* Job: Determine how many lines in the entries below include "кольца". The reply should be that number and nothing else.

------

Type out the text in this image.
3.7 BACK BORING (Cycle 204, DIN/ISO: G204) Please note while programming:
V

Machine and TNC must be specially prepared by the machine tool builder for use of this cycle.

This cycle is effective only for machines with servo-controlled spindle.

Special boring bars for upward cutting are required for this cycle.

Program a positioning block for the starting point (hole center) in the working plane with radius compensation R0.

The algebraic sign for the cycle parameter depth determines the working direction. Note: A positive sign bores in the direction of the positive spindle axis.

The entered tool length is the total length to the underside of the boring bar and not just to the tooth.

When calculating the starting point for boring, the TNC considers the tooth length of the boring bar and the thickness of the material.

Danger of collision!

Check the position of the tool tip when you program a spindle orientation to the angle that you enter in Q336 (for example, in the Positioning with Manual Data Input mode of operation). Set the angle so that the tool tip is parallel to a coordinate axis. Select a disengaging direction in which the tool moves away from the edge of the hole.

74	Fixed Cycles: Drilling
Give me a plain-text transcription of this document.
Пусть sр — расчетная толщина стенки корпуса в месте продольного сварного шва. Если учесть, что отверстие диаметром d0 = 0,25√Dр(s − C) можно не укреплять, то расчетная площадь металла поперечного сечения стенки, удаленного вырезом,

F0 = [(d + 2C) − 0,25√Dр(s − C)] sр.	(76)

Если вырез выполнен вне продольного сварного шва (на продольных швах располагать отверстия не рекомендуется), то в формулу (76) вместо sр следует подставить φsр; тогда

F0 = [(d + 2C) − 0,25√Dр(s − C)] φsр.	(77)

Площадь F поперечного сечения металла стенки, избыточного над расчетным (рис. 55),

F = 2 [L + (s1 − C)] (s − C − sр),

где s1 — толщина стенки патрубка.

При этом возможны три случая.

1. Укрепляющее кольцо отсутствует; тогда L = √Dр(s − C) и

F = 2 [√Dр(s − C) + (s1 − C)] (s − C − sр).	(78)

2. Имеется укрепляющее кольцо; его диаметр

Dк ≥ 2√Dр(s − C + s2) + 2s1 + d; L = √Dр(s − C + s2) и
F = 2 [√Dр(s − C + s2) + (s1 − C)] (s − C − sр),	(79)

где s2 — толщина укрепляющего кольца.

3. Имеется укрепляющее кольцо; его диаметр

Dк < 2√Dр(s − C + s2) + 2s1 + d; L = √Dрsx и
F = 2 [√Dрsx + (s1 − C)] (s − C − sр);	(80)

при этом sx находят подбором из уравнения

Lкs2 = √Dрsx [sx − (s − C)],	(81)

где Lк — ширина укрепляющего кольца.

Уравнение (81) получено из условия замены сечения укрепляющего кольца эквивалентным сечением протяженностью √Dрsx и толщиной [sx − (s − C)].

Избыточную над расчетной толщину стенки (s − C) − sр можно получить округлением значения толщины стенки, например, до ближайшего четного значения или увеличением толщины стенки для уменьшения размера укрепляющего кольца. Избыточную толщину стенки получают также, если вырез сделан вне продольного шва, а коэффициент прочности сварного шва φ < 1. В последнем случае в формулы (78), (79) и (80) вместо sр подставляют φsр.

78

------

* Solution: 4